* Given request: All lines in the data bearing the string "rest" should be identified and copied.

◆ ◆ ◆ ◆ ◆ ◆ ◆

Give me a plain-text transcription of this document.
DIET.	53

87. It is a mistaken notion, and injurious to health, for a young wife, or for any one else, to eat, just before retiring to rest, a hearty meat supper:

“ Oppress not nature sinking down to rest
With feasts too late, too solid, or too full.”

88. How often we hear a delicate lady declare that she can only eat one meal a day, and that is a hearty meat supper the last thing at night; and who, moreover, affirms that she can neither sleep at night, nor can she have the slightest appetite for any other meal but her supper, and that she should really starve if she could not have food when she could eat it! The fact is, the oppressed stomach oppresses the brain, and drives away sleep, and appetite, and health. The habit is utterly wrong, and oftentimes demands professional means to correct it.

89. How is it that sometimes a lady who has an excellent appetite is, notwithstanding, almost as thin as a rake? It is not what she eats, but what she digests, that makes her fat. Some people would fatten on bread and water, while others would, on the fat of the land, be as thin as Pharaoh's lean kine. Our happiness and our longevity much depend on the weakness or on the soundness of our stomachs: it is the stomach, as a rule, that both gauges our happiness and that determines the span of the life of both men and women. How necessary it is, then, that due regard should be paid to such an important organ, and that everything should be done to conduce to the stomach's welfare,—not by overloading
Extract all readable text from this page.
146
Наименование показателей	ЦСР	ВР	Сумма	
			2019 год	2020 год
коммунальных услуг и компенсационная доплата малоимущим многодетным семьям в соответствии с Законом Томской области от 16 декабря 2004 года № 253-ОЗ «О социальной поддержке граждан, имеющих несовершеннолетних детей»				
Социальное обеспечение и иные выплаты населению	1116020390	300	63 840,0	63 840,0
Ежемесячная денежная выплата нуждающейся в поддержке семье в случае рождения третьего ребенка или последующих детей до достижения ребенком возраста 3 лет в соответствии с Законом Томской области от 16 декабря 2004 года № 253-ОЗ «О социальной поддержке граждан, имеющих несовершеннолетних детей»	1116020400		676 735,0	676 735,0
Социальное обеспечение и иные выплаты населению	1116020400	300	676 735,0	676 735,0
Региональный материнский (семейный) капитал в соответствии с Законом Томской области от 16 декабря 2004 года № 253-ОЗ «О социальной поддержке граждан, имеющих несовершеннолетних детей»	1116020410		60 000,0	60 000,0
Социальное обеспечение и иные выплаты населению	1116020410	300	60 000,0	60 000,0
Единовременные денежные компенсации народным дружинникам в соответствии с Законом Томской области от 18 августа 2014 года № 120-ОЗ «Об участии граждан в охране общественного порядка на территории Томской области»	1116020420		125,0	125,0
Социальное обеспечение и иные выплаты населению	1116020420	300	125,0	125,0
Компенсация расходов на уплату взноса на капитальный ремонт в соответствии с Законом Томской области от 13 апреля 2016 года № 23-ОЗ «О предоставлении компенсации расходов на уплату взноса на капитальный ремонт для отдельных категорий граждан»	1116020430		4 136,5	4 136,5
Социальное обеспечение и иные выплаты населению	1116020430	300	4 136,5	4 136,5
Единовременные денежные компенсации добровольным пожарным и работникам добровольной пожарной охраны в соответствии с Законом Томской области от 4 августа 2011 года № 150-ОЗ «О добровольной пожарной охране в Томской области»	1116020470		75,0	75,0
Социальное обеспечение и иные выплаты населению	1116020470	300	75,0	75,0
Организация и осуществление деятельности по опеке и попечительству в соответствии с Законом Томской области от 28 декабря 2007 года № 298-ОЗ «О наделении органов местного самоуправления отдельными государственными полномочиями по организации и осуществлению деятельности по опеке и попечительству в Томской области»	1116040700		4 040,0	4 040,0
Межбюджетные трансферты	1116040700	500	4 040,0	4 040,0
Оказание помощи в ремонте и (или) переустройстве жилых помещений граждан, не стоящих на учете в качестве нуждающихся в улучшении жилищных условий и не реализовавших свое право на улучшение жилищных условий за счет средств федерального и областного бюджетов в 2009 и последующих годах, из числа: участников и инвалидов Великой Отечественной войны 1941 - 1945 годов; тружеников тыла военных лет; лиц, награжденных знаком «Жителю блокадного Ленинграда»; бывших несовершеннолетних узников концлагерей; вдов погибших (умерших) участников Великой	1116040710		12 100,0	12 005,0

◆ ◆ ◆ ◆ ◆ ◆ ◆

* Answer:
87. It is a mistaken notion, and injurious to health, for a young wife, or for any one else, to eat, just before retiring to rest, a hearty meat supper:
“ Oppress not nature sinking down to rest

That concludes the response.